Exclude the pictures and reproduce the remaining data exactly as written.
==== Task data ====
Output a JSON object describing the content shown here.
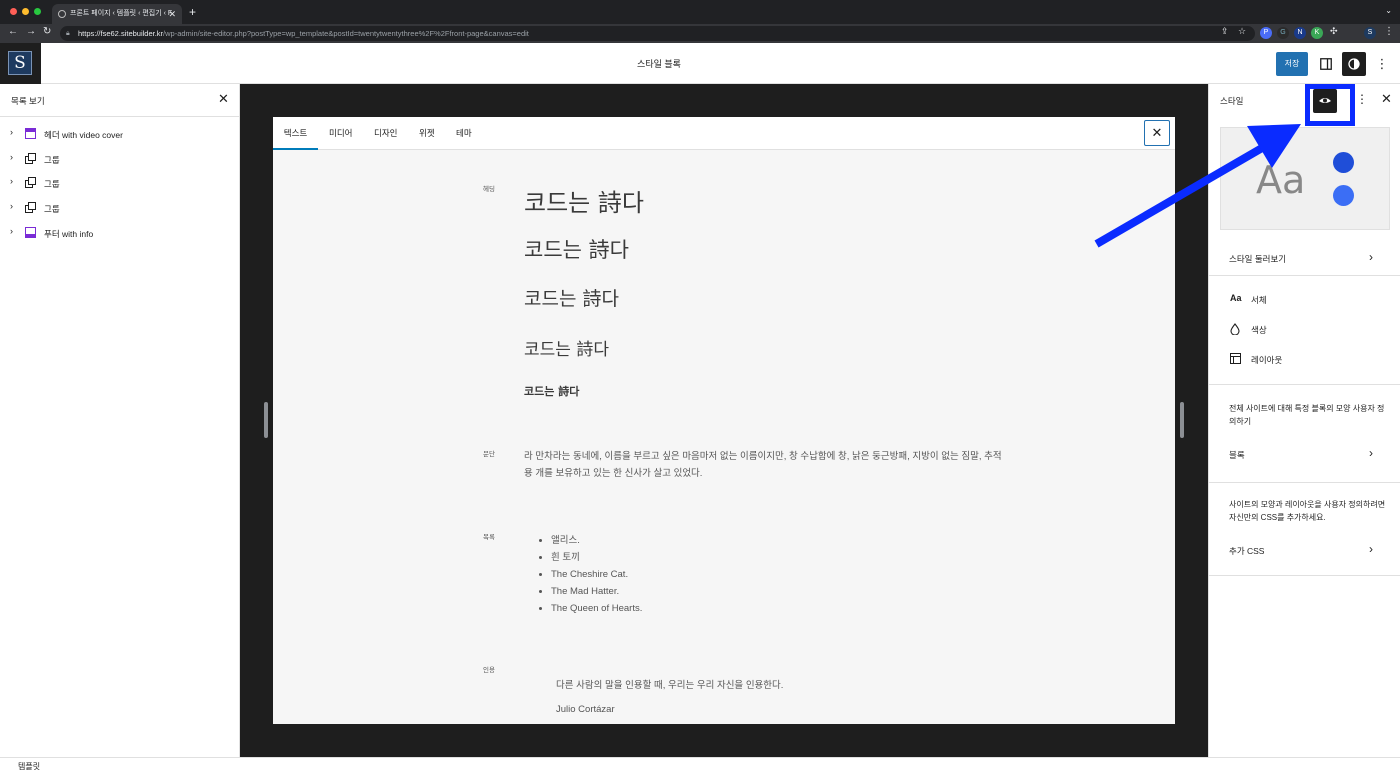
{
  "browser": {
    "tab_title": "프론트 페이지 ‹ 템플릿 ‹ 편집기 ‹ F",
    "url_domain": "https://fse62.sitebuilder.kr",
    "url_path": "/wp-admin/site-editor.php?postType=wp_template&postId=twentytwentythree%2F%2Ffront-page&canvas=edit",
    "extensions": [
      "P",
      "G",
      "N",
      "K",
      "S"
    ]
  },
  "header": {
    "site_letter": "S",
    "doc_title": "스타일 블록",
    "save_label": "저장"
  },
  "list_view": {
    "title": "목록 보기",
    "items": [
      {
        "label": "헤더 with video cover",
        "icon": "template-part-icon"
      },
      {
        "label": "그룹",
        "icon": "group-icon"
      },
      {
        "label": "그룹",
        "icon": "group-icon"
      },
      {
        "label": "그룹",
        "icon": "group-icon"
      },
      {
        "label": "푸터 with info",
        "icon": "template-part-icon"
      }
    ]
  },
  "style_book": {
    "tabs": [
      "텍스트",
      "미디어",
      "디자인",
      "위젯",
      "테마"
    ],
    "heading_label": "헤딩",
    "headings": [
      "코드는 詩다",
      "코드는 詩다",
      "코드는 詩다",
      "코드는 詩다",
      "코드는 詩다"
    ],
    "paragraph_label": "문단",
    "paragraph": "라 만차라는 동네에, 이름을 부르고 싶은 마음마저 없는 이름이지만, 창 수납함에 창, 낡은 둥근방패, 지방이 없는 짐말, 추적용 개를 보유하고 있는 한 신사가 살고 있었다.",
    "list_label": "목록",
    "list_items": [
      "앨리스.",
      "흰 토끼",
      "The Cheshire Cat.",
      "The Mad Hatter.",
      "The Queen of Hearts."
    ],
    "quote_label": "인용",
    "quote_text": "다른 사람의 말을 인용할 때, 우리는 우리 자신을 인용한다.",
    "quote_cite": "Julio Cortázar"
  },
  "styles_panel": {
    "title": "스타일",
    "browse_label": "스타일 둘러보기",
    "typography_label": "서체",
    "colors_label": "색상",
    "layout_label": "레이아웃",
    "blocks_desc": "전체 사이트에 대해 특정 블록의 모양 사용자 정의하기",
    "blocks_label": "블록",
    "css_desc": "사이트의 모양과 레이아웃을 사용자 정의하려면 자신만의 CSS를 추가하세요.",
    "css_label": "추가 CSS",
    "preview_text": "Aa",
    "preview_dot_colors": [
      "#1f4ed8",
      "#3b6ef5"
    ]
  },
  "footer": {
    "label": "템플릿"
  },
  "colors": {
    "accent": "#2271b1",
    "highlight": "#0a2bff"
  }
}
====
◆ Response for this exercise:
Output a JSON object describing the content shown here.
{
  "browser": {
    "tab_title": "프론트 페이지 ‹ 템플릿 ‹ 편집기 ‹ F",
    "url_domain": "https://fse62.sitebuilder.kr",
    "url_path": "/wp-admin/site-editor.php?postType=wp_template&postId=twentytwentythree%2F%2Ffront-page&canvas=edit",
    "extensions": [
      "P",
      "G",
      "N",
      "K",
      "S"
    ]
  },
  "header": {
    "site_letter": "S",
    "doc_title": "스타일 블록",
    "save_label": "저장"
  },
  "list_view": {
    "title": "목록 보기",
    "items": [
      {
        "label": "헤더 with video cover",
        "icon": "template-part-icon"
      },
      {
        "label": "그룹",
        "icon": "group-icon"
      },
      {
        "label": "그룹",
        "icon": "group-icon"
      },
      {
        "label": "그룹",
        "icon": "group-icon"
      },
      {
        "label": "푸터 with info",
        "icon": "template-part-icon"
      }
    ]
  },
  "style_book": {
    "tabs": [
      "텍스트",
      "미디어",
      "디자인",
      "위젯",
      "테마"
    ],
    "heading_label": "헤딩",
    "headings": [
      "코드는 詩다",
      "코드는 詩다",
      "코드는 詩다",
      "코드는 詩다",
      "코드는 詩다"
    ],
    "paragraph_label": "문단",
    "paragraph": "라 만차라는 동네에, 이름을 부르고 싶은 마음마저 없는 이름이지만, 창 수납함에 창, 낡은 둥근방패, 지방이 없는 짐말, 추적용 개를 보유하고 있는 한 신사가 살고 있었다.",
    "list_label": "목록",
    "list_items": [
      "앨리스.",
      "흰 토끼",
      "The Cheshire Cat.",
      "The Mad Hatter.",
      "The Queen of Hearts."
    ],
    "quote_label": "인용",
    "quote_text": "다른 사람의 말을 인용할 때, 우리는 우리 자신을 인용한다.",
    "quote_cite": "Julio Cortázar"
  },
  "styles_panel": {
    "title": "스타일",
    "browse_label": "스타일 둘러보기",
    "typography_label": "서체",
    "colors_label": "색상",
    "layout_label": "레이아웃",
    "blocks_desc": "전체 사이트에 대해 특정 블록의 모양 사용자 정의하기",
    "blocks_label": "블록",
    "css_desc": "사이트의 모양과 레이아웃을 사용자 정의하려면 자신만의 CSS를 추가하세요.",
    "css_label": "추가 CSS",
    "preview_text": "Aa",
    "preview_dot_colors": [
      "#1f4ed8",
      "#3b6ef5"
    ]
  },
  "footer": {
    "label": "템플릿"
  },
  "colors": {
    "accent": "#2271b1",
    "highlight": "#0a2bff"
  }
}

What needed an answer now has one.